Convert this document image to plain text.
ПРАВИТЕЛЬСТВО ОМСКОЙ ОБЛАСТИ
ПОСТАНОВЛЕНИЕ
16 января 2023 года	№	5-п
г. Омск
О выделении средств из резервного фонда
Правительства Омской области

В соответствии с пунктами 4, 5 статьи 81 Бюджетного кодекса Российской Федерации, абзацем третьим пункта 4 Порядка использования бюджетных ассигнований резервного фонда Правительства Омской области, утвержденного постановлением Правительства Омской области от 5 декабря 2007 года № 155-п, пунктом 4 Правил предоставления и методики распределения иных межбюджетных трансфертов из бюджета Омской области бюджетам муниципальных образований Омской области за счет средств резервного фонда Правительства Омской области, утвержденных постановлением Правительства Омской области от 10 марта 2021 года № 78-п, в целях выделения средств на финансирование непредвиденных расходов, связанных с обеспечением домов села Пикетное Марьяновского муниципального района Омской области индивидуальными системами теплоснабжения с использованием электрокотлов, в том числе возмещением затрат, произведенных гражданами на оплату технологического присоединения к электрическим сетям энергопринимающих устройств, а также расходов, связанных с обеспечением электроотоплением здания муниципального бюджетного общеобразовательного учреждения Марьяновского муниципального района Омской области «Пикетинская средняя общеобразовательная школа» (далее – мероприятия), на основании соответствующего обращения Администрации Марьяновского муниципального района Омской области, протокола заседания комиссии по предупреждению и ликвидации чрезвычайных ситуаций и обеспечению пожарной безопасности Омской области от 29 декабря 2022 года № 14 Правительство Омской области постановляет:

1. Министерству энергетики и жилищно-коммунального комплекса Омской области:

········

WORK TO DO ->
Collect, from the material above, every line containing the word "года".

RESPONSE ->
16 января 2023 года	№	5-п
В соответствии с пунктами 4, 5 статьи 81 Бюджетного кодекса Российской Федерации, абзацем третьим пункта 4 Порядка использования бюджетных ассигнований резервного фонда Правительства Омской области, утвержденного постановлением Правительства Омской области от 5 декабря 2007 года № 155-п, пунктом 4 Правил предоставления и методики распределения иных межбюджетных трансфертов из бюджета Омской области бюджетам муниципальных образований Омской области за счет средств резервного фонда Правительства Омской области, утвержденных постановлением Правительства Омской области от 10 марта 2021 года № 78-п, в целях выделения средств на финансирование непредвиденных расходов, связанных с обеспечением домов села Пикетное Марьяновского муниципального района Омской области индивидуальными системами теплоснабжения с использованием электрокотлов, в том числе возмещением затрат, произведенных гражданами на оплату технологического присоединения к электрическим сетям энергопринимающих устройств, а также расходов, связанных с обеспечением электроотоплением здания муниципального бюджетного общеобразовательного учреждения Марьяновского муниципального района Омской области «Пикетинская средняя общеобразовательная школа» (далее – мероприятия), на основании соответствующего обращения Администрации Марьяновского муниципального района Омской области, протокола заседания комиссии по предупреждению и ликвидации чрезвычайных ситуаций и обеспечению пожарной безопасности Омской области от 29 декабря 2022 года № 14 Правительство Омской области постановляет:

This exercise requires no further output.